(Recorded data)
———
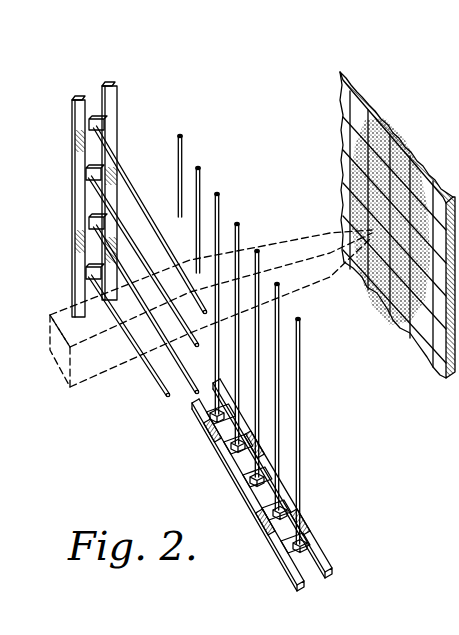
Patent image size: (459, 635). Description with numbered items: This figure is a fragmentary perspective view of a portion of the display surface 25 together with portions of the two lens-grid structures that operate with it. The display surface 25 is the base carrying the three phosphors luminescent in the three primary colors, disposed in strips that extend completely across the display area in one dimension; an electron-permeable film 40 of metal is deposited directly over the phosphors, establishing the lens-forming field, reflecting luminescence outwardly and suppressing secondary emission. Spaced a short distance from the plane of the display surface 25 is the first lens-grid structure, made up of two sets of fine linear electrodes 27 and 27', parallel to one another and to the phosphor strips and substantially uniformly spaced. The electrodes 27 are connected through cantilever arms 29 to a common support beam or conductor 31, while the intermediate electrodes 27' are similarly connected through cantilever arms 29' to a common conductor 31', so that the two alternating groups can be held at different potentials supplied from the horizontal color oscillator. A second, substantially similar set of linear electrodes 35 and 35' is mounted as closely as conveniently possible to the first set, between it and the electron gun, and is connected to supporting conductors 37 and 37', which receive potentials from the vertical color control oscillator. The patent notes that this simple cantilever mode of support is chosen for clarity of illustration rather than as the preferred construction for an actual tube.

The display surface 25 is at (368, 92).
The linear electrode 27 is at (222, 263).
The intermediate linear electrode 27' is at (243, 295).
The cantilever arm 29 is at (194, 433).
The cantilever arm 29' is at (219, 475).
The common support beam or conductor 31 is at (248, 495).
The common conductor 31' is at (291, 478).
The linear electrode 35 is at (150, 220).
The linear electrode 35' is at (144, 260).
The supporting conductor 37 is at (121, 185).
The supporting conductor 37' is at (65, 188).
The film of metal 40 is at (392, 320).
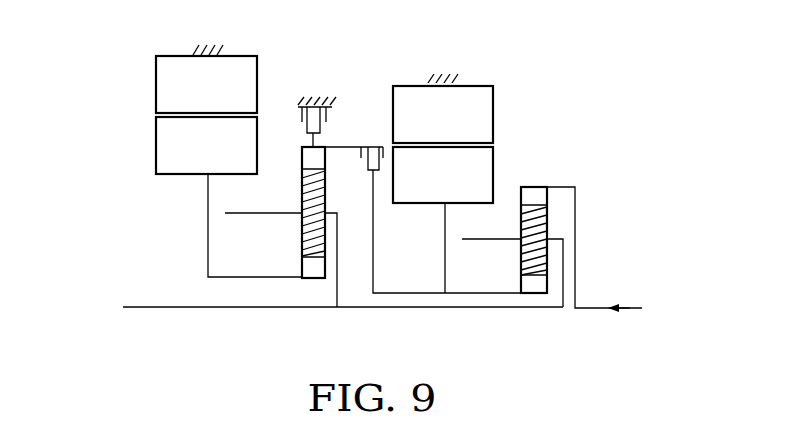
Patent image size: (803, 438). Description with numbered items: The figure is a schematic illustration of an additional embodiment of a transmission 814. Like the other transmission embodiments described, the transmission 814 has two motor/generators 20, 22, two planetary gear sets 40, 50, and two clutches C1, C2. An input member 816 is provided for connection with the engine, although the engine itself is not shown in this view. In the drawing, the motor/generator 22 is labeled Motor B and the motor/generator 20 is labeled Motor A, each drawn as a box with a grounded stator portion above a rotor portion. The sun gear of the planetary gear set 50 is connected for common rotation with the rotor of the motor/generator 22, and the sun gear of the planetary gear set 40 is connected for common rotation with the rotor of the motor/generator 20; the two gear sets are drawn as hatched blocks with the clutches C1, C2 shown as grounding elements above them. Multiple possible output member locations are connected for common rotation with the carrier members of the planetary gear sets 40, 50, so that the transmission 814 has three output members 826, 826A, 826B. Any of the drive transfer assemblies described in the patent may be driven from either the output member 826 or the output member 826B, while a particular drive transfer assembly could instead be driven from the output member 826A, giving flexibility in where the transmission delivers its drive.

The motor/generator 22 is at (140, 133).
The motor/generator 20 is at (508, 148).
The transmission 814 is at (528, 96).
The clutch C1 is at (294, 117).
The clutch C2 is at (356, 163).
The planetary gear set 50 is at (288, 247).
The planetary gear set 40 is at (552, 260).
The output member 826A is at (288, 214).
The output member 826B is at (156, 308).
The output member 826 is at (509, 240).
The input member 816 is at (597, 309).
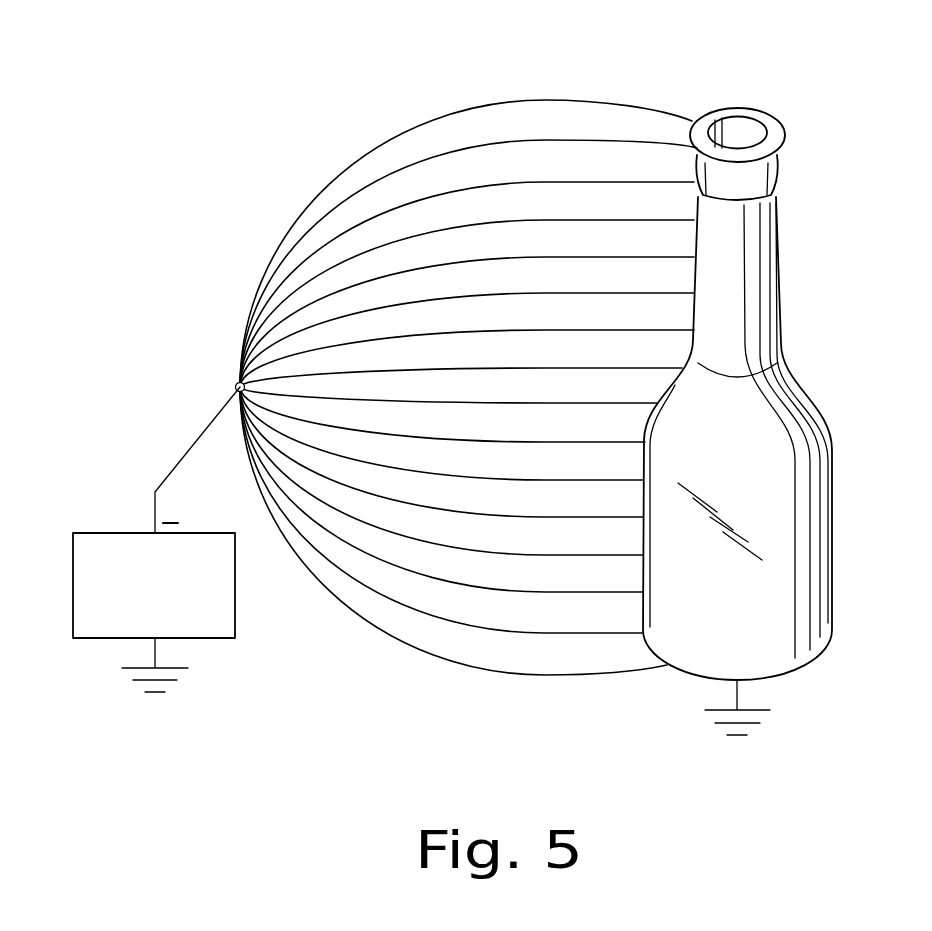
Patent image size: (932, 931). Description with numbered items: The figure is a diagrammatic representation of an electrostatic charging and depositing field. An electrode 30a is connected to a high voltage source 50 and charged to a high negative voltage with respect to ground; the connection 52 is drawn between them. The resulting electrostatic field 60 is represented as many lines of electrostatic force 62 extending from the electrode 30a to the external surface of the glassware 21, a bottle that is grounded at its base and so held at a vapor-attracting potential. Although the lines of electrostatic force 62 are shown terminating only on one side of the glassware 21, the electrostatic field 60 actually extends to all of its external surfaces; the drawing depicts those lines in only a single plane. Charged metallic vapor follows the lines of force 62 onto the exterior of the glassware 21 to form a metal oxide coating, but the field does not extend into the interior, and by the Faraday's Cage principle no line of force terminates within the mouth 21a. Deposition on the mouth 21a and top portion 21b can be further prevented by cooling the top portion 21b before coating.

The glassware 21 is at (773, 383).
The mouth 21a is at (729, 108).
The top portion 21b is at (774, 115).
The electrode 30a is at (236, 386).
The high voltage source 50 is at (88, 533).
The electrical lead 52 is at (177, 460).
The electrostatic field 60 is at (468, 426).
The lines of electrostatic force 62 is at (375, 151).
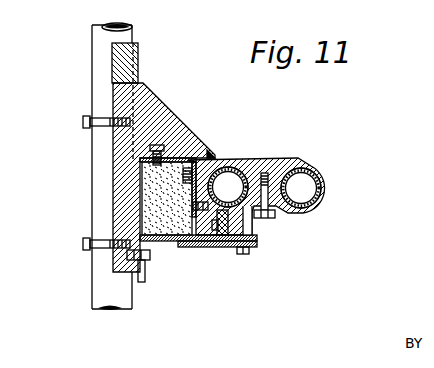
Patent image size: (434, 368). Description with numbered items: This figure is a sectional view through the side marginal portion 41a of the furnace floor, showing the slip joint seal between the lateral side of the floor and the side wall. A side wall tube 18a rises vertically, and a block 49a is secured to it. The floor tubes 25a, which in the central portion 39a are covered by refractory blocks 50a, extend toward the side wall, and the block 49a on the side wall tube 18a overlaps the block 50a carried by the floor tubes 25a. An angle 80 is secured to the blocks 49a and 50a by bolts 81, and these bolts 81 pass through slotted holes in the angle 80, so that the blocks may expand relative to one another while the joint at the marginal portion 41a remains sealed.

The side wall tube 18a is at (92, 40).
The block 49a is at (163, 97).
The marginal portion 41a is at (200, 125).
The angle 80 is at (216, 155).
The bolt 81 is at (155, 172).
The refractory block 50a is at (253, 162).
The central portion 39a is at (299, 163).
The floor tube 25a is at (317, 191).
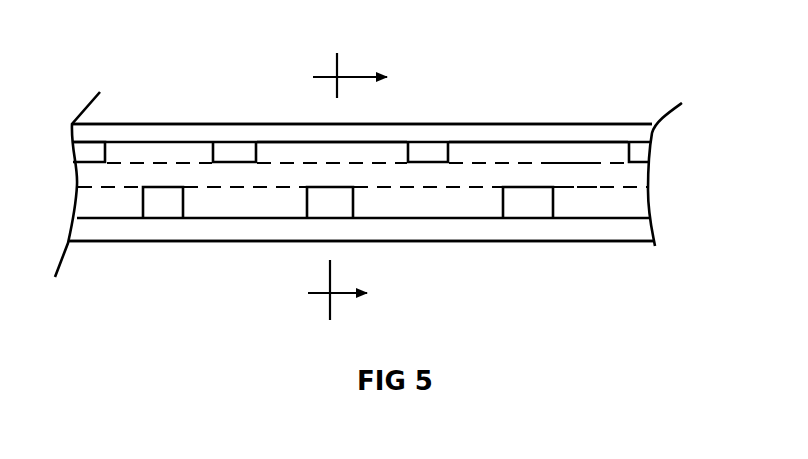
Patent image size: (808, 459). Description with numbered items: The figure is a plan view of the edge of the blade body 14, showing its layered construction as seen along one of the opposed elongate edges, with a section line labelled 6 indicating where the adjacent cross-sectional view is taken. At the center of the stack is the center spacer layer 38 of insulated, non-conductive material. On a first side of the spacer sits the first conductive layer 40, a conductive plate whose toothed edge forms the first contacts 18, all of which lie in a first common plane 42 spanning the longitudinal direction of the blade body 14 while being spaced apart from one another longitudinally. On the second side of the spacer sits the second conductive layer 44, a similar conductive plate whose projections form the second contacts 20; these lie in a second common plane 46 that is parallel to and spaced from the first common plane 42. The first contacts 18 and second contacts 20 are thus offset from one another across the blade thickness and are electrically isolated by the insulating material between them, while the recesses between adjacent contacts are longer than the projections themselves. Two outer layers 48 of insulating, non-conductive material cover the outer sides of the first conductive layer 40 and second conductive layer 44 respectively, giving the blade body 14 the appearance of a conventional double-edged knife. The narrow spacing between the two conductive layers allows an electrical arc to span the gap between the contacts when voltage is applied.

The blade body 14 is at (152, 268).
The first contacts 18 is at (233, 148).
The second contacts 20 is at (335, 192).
———
# Task objective
Reproduce every line of the records above word for word, leaving out the pictures.

# Response below
Patent image size: (459, 635). Description with numbered items: This figure is a fragmentary perspective view of a portion of the display surface 25 together with portions of the two lens-grid structures that operate with it. The display surface 25 is the base carrying the three phosphors luminescent in the three primary colors, disposed in strips that extend completely across the display area in one dimension; an electron-permeable film 40 of metal is deposited directly over the phosphors, establishing the lens-forming field, reflecting luminescence outwardly and suppressing secondary emission. Spaced a short distance from the plane of the display surface 25 is the first lens-grid structure, made up of two sets of fine linear electrodes 27 and 27', parallel to one another and to the phosphor strips and substantially uniformly spaced. The electrodes 27 are connected through cantilever arms 29 to a common support beam or conductor 31, while the intermediate electrodes 27' are similarly connected through cantilever arms 29' to a common conductor 31', so that the two alternating groups can be held at different potentials supplied from the horizontal color oscillator. A second, substantially similar set of linear electrodes 35 and 35' is mounted as closely as conveniently possible to the first set, between it and the electron gun, and is connected to supporting conductors 37 and 37', which receive potentials from the vertical color control oscillator. The patent notes that this simple cantilever mode of support is chosen for clarity of illustration rather than as the preferred construction for an actual tube.

The display surface 25 is at (368, 92).
The linear electrode 27 is at (222, 263).
The intermediate linear electrode 27' is at (243, 295).
The cantilever arm 29 is at (194, 433).
The cantilever arm 29' is at (219, 475).
The common support beam or conductor 31 is at (248, 495).
The common conductor 31' is at (291, 478).
The linear electrode 35 is at (150, 220).
The linear electrode 35' is at (144, 260).
The supporting conductor 37 is at (121, 185).
The supporting conductor 37' is at (65, 188).
The film of metal 40 is at (392, 320).
Patent image size: (803, 438). Description with numbered items: The figure is a schematic illustration of an additional embodiment of a transmission 814. Like the other transmission embodiments described, the transmission 814 has two motor/generators 20, 22, two planetary gear sets 40, 50, and two clutches C1, C2. An input member 816 is provided for connection with the engine, although the engine itself is not shown in this view. In the drawing, the motor/generator 22 is labeled Motor B and the motor/generator 20 is labeled Motor A, each drawn as a box with a grounded stator portion above a rotor portion. The sun gear of the planetary gear set 50 is connected for common rotation with the rotor of the motor/generator 22, and the sun gear of the planetary gear set 40 is connected for common rotation with the rotor of the motor/generator 20; the two gear sets are drawn as hatched blocks with the clutches C1, C2 shown as grounding elements above them. Multiple possible output member locations are connected for common rotation with the carrier members of the planetary gear sets 40, 50, so that the transmission 814 has three output members 826, 826A, 826B. Any of the drive transfer assemblies described in the patent may be driven from either the output member 826 or the output member 826B, while a particular drive transfer assembly could instead be driven from the output member 826A, giving flexibility in where the transmission delivers its drive.

The motor/generator 22 is at (140, 133).
The motor/generator 20 is at (508, 148).
The transmission 814 is at (528, 96).
The clutch C1 is at (294, 117).
The clutch C2 is at (356, 163).
The planetary gear set 50 is at (288, 247).
The planetary gear set 40 is at (552, 260).
The output member 826A is at (288, 214).
The output member 826B is at (156, 308).
The output member 826 is at (509, 240).
The input member 816 is at (597, 309).
Patent image size: (932, 931). Description with numbered items: The figure is a diagrammatic representation of an electrostatic charging and depositing field. An electrode 30a is connected to a high voltage source 50 and charged to a high negative voltage with respect to ground; the connection 52 is drawn between them. The resulting electrostatic field 60 is represented as many lines of electrostatic force 62 extending from the electrode 30a to the external surface of the glassware 21, a bottle that is grounded at its base and so held at a vapor-attracting potential. Although the lines of electrostatic force 62 are shown terminating only on one side of the glassware 21, the electrostatic field 60 actually extends to all of its external surfaces; the drawing depicts those lines in only a single plane. Charged metallic vapor follows the lines of force 62 onto the exterior of the glassware 21 to form a metal oxide coating, but the field does not extend into the interior, and by the Faraday's Cage principle no line of force terminates within the mouth 21a. Deposition on the mouth 21a and top portion 21b can be further prevented by cooling the top portion 21b before coating.

The glassware 21 is at (773, 383).
The mouth 21a is at (729, 108).
The top portion 21b is at (774, 115).
The electrode 30a is at (236, 386).
The high voltage source 50 is at (88, 533).
The electrical lead 52 is at (177, 460).
The electrostatic field 60 is at (468, 426).
The lines of electrostatic force 62 is at (375, 151).
Patent image size: (434, 368). Description with numbered items: This figure is a sectional view through the side marginal portion 41a of the furnace floor, showing the slip joint seal between the lateral side of the floor and the side wall. A side wall tube 18a rises vertically, and a block 49a is secured to it. The floor tubes 25a, which in the central portion 39a are covered by refractory blocks 50a, extend toward the side wall, and the block 49a on the side wall tube 18a overlaps the block 50a carried by the floor tubes 25a. An angle 80 is secured to the blocks 49a and 50a by bolts 81, and these bolts 81 pass through slotted holes in the angle 80, so that the blocks may expand relative to one another while the joint at the marginal portion 41a remains sealed.

The side wall tube 18a is at (92, 40).
The block 49a is at (163, 97).
The marginal portion 41a is at (200, 125).
The angle 80 is at (216, 155).
The bolt 81 is at (155, 172).
The refractory block 50a is at (253, 162).
The central portion 39a is at (299, 163).
The floor tube 25a is at (317, 191).
Patent image size: (808, 459). Description with numbered items: The figure is a plan view of the edge of the blade body 14, showing its layered construction as seen along one of the opposed elongate edges, with a section line labelled 6 indicating where the adjacent cross-sectional view is taken. At the center of the stack is the center spacer layer 38 of insulated, non-conductive material. On a first side of the spacer sits the first conductive layer 40, a conductive plate whose toothed edge forms the first contacts 18, all of which lie in a first common plane 42 spanning the longitudinal direction of the blade body 14 while being spaced apart from one another longitudinally. On the second side of the spacer sits the second conductive layer 44, a similar conductive plate whose projections form the second contacts 20; these lie in a second common plane 46 that is parallel to and spaced from the first common plane 42. The first contacts 18 and second contacts 20 are thus offset from one another across the blade thickness and are electrically isolated by the insulating material between them, while the recesses between adjacent contacts are longer than the projections themselves. Two outer layers 48 of insulating, non-conductive material cover the outer sides of the first conductive layer 40 and second conductive layer 44 respectively, giving the blade body 14 the appearance of a conventional double-edged knife. The narrow spacing between the two conductive layers allows an electrical arc to span the gap between the contacts when voltage is applied.

The blade body 14 is at (152, 268).
The first contacts 18 is at (233, 148).
The second contacts 20 is at (335, 192).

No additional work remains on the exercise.